*** Dataset rows ***

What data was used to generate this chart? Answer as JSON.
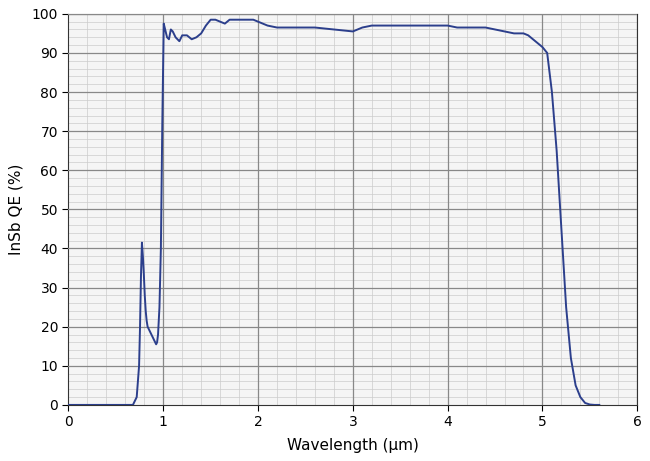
{
  "title": "",
  "xlabel": "Wavelength (μm)",
  "ylabel": "InSb QE (%)",
  "xlim": [
    0,
    6
  ],
  "ylim": [
    0,
    100
  ],
  "xticks": [
    0,
    1,
    2,
    3,
    4,
    5,
    6
  ],
  "yticks": [
    0,
    10,
    20,
    30,
    40,
    50,
    60,
    70,
    80,
    90,
    100
  ],
  "line_color": "#2c3f8c",
  "line_width": 1.4,
  "plot_bg_color": "#f5f5f5",
  "fig_bg_color": "#ffffff",
  "grid_major_color": "#aaaaaa",
  "grid_minor_color": "#cccccc",
  "grid_emphasis_color": "#888888",
  "x_data": [
    0.0,
    0.55,
    0.62,
    0.68,
    0.72,
    0.745,
    0.755,
    0.765,
    0.775,
    0.785,
    0.795,
    0.805,
    0.815,
    0.825,
    0.835,
    0.845,
    0.855,
    0.865,
    0.875,
    0.885,
    0.895,
    0.905,
    0.915,
    0.925,
    0.935,
    0.945,
    0.96,
    0.975,
    0.99,
    1.005,
    1.02,
    1.04,
    1.06,
    1.08,
    1.1,
    1.13,
    1.17,
    1.2,
    1.25,
    1.3,
    1.35,
    1.4,
    1.45,
    1.5,
    1.55,
    1.6,
    1.65,
    1.7,
    1.75,
    1.8,
    1.85,
    1.9,
    1.95,
    2.0,
    2.1,
    2.2,
    2.4,
    2.6,
    2.8,
    3.0,
    3.1,
    3.2,
    3.3,
    3.4,
    3.5,
    3.6,
    3.7,
    3.8,
    3.9,
    4.0,
    4.1,
    4.2,
    4.3,
    4.4,
    4.5,
    4.6,
    4.7,
    4.8,
    4.85,
    4.9,
    4.95,
    5.0,
    5.05,
    5.1,
    5.15,
    5.2,
    5.25,
    5.3,
    5.35,
    5.4,
    5.45,
    5.5,
    5.55,
    5.58,
    5.6
  ],
  "y_data": [
    0.0,
    0.0,
    0.0,
    0.0,
    2.0,
    10.0,
    20.0,
    33.0,
    41.5,
    38.0,
    33.5,
    28.0,
    24.0,
    21.5,
    20.0,
    19.5,
    19.0,
    18.5,
    18.0,
    17.5,
    17.0,
    16.5,
    16.0,
    15.5,
    16.0,
    18.0,
    25.0,
    40.0,
    72.0,
    97.5,
    96.0,
    94.0,
    93.5,
    96.0,
    95.5,
    94.0,
    93.0,
    94.5,
    94.5,
    93.5,
    94.0,
    95.0,
    97.0,
    98.5,
    98.5,
    98.0,
    97.5,
    98.5,
    98.5,
    98.5,
    98.5,
    98.5,
    98.5,
    98.0,
    97.0,
    96.5,
    96.5,
    96.5,
    96.0,
    95.5,
    96.5,
    97.0,
    97.0,
    97.0,
    97.0,
    97.0,
    97.0,
    97.0,
    97.0,
    97.0,
    96.5,
    96.5,
    96.5,
    96.5,
    96.0,
    95.5,
    95.0,
    95.0,
    94.5,
    93.5,
    92.5,
    91.5,
    90.0,
    80.0,
    65.0,
    45.0,
    25.0,
    12.0,
    5.0,
    2.0,
    0.5,
    0.1,
    0.0,
    0.0,
    0.0
  ]
}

***

▸ **Exercise details**
Repeat each entry exactly as given; no pictures belong in the copy.

▸ **Task response**
What data was used to generate this chart? Answer as JSON.
{
  "title": "",
  "xlabel": "Wavelength (μm)",
  "ylabel": "InSb QE (%)",
  "xlim": [
    0,
    6
  ],
  "ylim": [
    0,
    100
  ],
  "xticks": [
    0,
    1,
    2,
    3,
    4,
    5,
    6
  ],
  "yticks": [
    0,
    10,
    20,
    30,
    40,
    50,
    60,
    70,
    80,
    90,
    100
  ],
  "line_color": "#2c3f8c",
  "line_width": 1.4,
  "plot_bg_color": "#f5f5f5",
  "fig_bg_color": "#ffffff",
  "grid_major_color": "#aaaaaa",
  "grid_minor_color": "#cccccc",
  "grid_emphasis_color": "#888888",
  "x_data": [
    0.0,
    0.55,
    0.62,
    0.68,
    0.72,
    0.745,
    0.755,
    0.765,
    0.775,
    0.785,
    0.795,
    0.805,
    0.815,
    0.825,
    0.835,
    0.845,
    0.855,
    0.865,
    0.875,
    0.885,
    0.895,
    0.905,
    0.915,
    0.925,
    0.935,
    0.945,
    0.96,
    0.975,
    0.99,
    1.005,
    1.02,
    1.04,
    1.06,
    1.08,
    1.1,
    1.13,
    1.17,
    1.2,
    1.25,
    1.3,
    1.35,
    1.4,
    1.45,
    1.5,
    1.55,
    1.6,
    1.65,
    1.7,
    1.75,
    1.8,
    1.85,
    1.9,
    1.95,
    2.0,
    2.1,
    2.2,
    2.4,
    2.6,
    2.8,
    3.0,
    3.1,
    3.2,
    3.3,
    3.4,
    3.5,
    3.6,
    3.7,
    3.8,
    3.9,
    4.0,
    4.1,
    4.2,
    4.3,
    4.4,
    4.5,
    4.6,
    4.7,
    4.8,
    4.85,
    4.9,
    4.95,
    5.0,
    5.05,
    5.1,
    5.15,
    5.2,
    5.25,
    5.3,
    5.35,
    5.4,
    5.45,
    5.5,
    5.55,
    5.58,
    5.6
  ],
  "y_data": [
    0.0,
    0.0,
    0.0,
    0.0,
    2.0,
    10.0,
    20.0,
    33.0,
    41.5,
    38.0,
    33.5,
    28.0,
    24.0,
    21.5,
    20.0,
    19.5,
    19.0,
    18.5,
    18.0,
    17.5,
    17.0,
    16.5,
    16.0,
    15.5,
    16.0,
    18.0,
    25.0,
    40.0,
    72.0,
    97.5,
    96.0,
    94.0,
    93.5,
    96.0,
    95.5,
    94.0,
    93.0,
    94.5,
    94.5,
    93.5,
    94.0,
    95.0,
    97.0,
    98.5,
    98.5,
    98.0,
    97.5,
    98.5,
    98.5,
    98.5,
    98.5,
    98.5,
    98.5,
    98.0,
    97.0,
    96.5,
    96.5,
    96.5,
    96.0,
    95.5,
    96.5,
    97.0,
    97.0,
    97.0,
    97.0,
    97.0,
    97.0,
    97.0,
    97.0,
    97.0,
    96.5,
    96.5,
    96.5,
    96.5,
    96.0,
    95.5,
    95.0,
    95.0,
    94.5,
    93.5,
    92.5,
    91.5,
    90.0,
    80.0,
    65.0,
    45.0,
    25.0,
    12.0,
    5.0,
    2.0,
    0.5,
    0.1,
    0.0,
    0.0,
    0.0
  ]
}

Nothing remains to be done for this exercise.